──────── Source document

[llvm-dev] A code layout related side-effect introduced by rL318299

Xinliang David Li via llvm-dev llvm-dev at lists.llvm.org
Mon Dec 18 17:46:16 PST 2017


The introduction of cleanup.cond block in b.ll without loop-rotation
already makes the layout worse than a.ll.


Without introducing cleanup.cond block, the layout out is

entry->while.cond -> while.body->ret

All the arrows are hot fall through edges which is good.

With cleanup.cond introduced in b.ll, the layout without tailDup nor loop
rotation looks like:


entry->while.cond ->while.body->cleanup.cond,  ret

Note that now there is no fall through edge to 'ret' block and  while.body
now needs to explicitly branch to 'ret'.   If loop rotation happens, we
will have

entry, cleanup.cond -> while.cond -> while.body->ret

Not that there will be a hot branch from entry to while.cond.

LLVM actually does both tail dup and loop rotation. And the layout looks
like:

entry --> while.cond.dup, cleanup.cond->while.cond -> while.body->ret

this is better than the previous one, but there is still a hot branch from
while.cond.dup to while.body introduced.

David

On Mon, Dec 18, 2017 at 4:14 PM, Wei Mi <wmi at google.com> wrote:

> Hi,
>
> Recently 10% performance regression on an important benchmark showed up
> after we integrated https://reviews.llvm.org/rL318299. The analysis
> showed that rL318299 triggered loop rotation on an multi exits loop, and
> the loop rotation introduced code layout issue. The performance regression
> is a side-effect of rL318299. I got two testcases a.ll and b.ll attached to
> illustrate the problem. a.ll was generated by rL318298 and b.ll was
> generated by rL318299.

────────────────
──────── Provided information

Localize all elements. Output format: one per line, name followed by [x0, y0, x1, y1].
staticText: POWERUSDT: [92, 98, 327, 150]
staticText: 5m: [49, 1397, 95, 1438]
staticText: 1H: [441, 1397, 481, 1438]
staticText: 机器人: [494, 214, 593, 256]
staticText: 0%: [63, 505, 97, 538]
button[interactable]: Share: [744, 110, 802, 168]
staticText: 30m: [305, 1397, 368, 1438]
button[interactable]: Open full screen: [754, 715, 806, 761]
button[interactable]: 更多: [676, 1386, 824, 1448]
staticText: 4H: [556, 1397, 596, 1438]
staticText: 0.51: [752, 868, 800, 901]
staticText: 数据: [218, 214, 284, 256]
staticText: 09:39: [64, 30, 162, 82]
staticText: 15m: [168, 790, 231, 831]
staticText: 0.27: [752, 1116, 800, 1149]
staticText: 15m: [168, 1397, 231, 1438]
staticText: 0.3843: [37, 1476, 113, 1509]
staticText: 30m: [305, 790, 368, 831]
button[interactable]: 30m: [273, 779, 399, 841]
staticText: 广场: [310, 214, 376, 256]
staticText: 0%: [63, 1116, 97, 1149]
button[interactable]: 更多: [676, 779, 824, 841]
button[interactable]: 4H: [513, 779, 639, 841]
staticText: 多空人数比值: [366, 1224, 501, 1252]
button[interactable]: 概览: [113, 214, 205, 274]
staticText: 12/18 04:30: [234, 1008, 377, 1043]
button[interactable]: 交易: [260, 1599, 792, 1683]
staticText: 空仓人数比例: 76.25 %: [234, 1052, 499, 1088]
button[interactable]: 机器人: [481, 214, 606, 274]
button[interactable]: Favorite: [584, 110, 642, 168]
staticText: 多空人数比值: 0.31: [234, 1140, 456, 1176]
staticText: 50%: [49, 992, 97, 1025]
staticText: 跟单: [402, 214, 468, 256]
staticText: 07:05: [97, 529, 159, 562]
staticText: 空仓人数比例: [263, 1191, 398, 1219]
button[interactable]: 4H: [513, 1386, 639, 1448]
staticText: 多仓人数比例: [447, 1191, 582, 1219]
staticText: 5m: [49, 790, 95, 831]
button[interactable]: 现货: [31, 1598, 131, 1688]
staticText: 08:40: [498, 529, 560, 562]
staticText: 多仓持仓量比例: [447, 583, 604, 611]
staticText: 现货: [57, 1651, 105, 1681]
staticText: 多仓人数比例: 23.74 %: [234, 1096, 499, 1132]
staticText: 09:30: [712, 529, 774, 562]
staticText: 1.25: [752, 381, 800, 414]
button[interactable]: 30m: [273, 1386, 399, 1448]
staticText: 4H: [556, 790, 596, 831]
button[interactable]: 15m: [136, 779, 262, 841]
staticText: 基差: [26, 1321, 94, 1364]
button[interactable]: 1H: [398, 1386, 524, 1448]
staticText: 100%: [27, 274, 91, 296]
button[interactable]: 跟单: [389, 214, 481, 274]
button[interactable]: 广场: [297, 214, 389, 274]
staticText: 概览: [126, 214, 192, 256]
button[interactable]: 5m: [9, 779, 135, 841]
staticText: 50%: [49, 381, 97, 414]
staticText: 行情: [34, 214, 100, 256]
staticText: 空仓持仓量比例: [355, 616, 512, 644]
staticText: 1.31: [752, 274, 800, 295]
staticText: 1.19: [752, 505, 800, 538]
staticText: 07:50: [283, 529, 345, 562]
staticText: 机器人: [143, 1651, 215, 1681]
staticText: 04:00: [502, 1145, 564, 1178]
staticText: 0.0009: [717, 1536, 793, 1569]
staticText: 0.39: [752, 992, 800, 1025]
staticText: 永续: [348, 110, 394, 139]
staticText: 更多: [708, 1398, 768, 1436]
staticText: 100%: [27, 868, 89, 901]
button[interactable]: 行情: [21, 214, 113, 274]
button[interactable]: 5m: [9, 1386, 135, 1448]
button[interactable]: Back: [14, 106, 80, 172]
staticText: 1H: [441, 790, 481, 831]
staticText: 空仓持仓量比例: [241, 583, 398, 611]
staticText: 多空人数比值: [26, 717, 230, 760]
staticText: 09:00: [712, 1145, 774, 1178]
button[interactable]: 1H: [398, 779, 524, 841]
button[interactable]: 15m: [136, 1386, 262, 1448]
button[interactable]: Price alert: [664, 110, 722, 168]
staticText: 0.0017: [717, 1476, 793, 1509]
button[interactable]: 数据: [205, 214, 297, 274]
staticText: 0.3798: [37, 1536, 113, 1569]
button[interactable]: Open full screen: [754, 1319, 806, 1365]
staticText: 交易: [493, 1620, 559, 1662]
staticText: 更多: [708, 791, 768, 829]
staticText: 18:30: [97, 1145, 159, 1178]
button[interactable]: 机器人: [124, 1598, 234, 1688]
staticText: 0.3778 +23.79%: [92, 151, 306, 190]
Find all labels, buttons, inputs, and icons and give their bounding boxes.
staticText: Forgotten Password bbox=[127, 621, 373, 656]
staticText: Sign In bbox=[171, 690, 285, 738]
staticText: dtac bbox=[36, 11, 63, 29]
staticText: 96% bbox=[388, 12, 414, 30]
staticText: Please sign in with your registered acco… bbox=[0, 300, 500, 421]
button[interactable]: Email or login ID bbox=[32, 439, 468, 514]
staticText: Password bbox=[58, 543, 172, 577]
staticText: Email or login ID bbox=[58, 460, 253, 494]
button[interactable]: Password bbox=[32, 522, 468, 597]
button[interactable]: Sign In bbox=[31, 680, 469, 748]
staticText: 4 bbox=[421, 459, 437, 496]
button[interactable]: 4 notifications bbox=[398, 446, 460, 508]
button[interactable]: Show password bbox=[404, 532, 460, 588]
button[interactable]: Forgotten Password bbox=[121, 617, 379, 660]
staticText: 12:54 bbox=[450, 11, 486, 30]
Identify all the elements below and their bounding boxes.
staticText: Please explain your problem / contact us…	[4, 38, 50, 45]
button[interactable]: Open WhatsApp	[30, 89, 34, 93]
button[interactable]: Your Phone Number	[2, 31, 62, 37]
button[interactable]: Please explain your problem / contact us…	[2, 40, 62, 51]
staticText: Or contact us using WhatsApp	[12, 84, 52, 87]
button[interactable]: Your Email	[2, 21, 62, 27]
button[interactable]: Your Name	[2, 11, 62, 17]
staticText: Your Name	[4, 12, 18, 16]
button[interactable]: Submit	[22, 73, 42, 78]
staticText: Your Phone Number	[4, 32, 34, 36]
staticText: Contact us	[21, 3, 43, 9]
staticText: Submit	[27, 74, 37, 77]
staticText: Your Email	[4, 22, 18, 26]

────────────────

Exercise set –
**A)** Answer these questions from the llvm-dev post on code layout:
(i) How large was the performance regression on the benchmark after rL318299 was integrated?
(ii) Which revision generated a.ll?
(iii) In the layout without the cleanup.cond block, how are all the arrows described?
**B)** Reproduce everything from "With cleanup.cond introduced" down to "entry to while.cond." in the llvm-dev post on code layout, updating "explicitly" to "directly".
**C)** Take the llvm-dev post on code layout further, starting after its final sentence.
The material plays no part in what follows.

Final results –
**A)**
(i) 10%
(ii) rL318298
(iii) As hot fall through edges

**B)**
With cleanup.cond introduced in b.ll, the layout without tailDup nor loop
rotation looks like:


entry->while.cond ->while.body->cleanup.cond,  ret

Note that now there is no fall through edge to 'ret' block and  while.body
now needs to directly branch to 'ret'.   If loop rotation happens, we
will have

entry, cleanup.cond -> while.cond -> while.body->ret

Not that there will be a hot branch from entry to while.cond.

**C)**
>
> -------------------------- a.ll ----------------------------
> declare void @_Z1fv() local_unnamed_addr #2
> @i = global i8 0, align 1
>
> define i8* @_Z1gPcS_S_(i8* nocapture readonly %d, i8* %h, i8* readnone
> returned %p3) local_unnamed_addr #3 {
> entry:
>   br label %while.cond
>
> while.cond:                                       ; preds = %while.body,
> %entry
>   %h.addr.0 = phi i8* [ %h, %entry ], [ %add.ptr4, %while.body ]
>   %d.addr.0 = phi i8* [ %d, %entry ], [ %add.ptr3, %while.body ]
>   %cmp = icmp ugt i8* %h.addr.0, @i
>   br i1 %cmp, label %while.end, label %while.body
>
> while.body:                                       ; preds = %while.cond
>   %0 = bitcast i8* %d.addr.0 to i64*
>   %1 = load i64, i64* %0, align 1
>   %2 = bitcast i8* %h.addr.0 to i64*
>   store i64 %1, i64* %2, align 1
>   %add.ptr = getelementptr inbounds i8, i8* %d.addr.0, i64 8
>   %3 = bitcast i8* %add.ptr to i64*
>   %4 = load i64, i64* %3, align 1
>   store i64 %4, i64* %2, align 1
>   %add.ptr3 = getelementptr inbounds i8, i8* %d.addr.0, i64 6
>   %add.ptr4 = getelementptr inbounds i8, i8* %h.addr.0, i64 6
>   %cmp5 = icmp ult i8* %add.ptr4, %p3
>   br i1 %cmp5, label %while.cond, label %return
>
> while.end:                                        ; preds = %while.cond
>   tail call void @_Z1fv()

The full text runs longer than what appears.